Exercise: Copy out every line of the listing below word for word, keeping each line and its order unchanged.

** start Input **

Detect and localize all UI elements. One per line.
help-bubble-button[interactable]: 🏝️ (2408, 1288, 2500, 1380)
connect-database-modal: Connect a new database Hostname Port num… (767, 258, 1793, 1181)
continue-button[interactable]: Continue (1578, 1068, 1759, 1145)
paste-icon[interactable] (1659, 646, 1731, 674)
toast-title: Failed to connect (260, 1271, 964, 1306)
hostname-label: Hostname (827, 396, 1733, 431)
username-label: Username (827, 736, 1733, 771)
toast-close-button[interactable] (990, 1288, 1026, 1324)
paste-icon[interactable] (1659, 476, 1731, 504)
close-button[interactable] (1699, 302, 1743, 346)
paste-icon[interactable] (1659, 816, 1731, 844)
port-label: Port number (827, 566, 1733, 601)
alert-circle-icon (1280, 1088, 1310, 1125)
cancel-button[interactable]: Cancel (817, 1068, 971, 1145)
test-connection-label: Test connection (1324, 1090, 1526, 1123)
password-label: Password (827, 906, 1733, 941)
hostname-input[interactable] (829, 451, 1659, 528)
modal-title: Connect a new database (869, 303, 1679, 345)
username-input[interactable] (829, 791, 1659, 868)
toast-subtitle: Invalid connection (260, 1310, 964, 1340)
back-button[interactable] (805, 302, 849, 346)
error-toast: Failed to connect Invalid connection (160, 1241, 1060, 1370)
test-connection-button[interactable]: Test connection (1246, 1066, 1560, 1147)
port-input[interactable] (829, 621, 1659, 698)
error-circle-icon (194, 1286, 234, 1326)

** end Input **

Answer:
Detect and localize all UI elements. One per line.
help-bubble-button[interactable]: 🏝️ (2408, 1288, 2500, 1380)
connect-database-modal: Connect a new database Hostname Port num… (767, 258, 1793, 1181)
continue-button[interactable]: Continue (1578, 1068, 1759, 1145)
paste-icon[interactable] (1659, 646, 1731, 674)
toast-title: Failed to connect (260, 1271, 964, 1306)
hostname-label: Hostname (827, 396, 1733, 431)
username-label: Username (827, 736, 1733, 771)
toast-close-button[interactable] (990, 1288, 1026, 1324)
paste-icon[interactable] (1659, 476, 1731, 504)
close-button[interactable] (1699, 302, 1743, 346)
paste-icon[interactable] (1659, 816, 1731, 844)
port-label: Port number (827, 566, 1733, 601)
alert-circle-icon (1280, 1088, 1310, 1125)
cancel-button[interactable]: Cancel (817, 1068, 971, 1145)
test-connection-label: Test connection (1324, 1090, 1526, 1123)
password-label: Password (827, 906, 1733, 941)
hostname-input[interactable] (829, 451, 1659, 528)
modal-title: Connect a new database (869, 303, 1679, 345)
username-input[interactable] (829, 791, 1659, 868)
toast-subtitle: Invalid connection (260, 1310, 964, 1340)
back-button[interactable] (805, 302, 849, 346)
error-toast: Failed to connect Invalid connection (160, 1241, 1060, 1370)
test-connection-button[interactable]: Test connection (1246, 1066, 1560, 1147)
port-input[interactable] (829, 621, 1659, 698)
error-circle-icon (194, 1286, 234, 1326)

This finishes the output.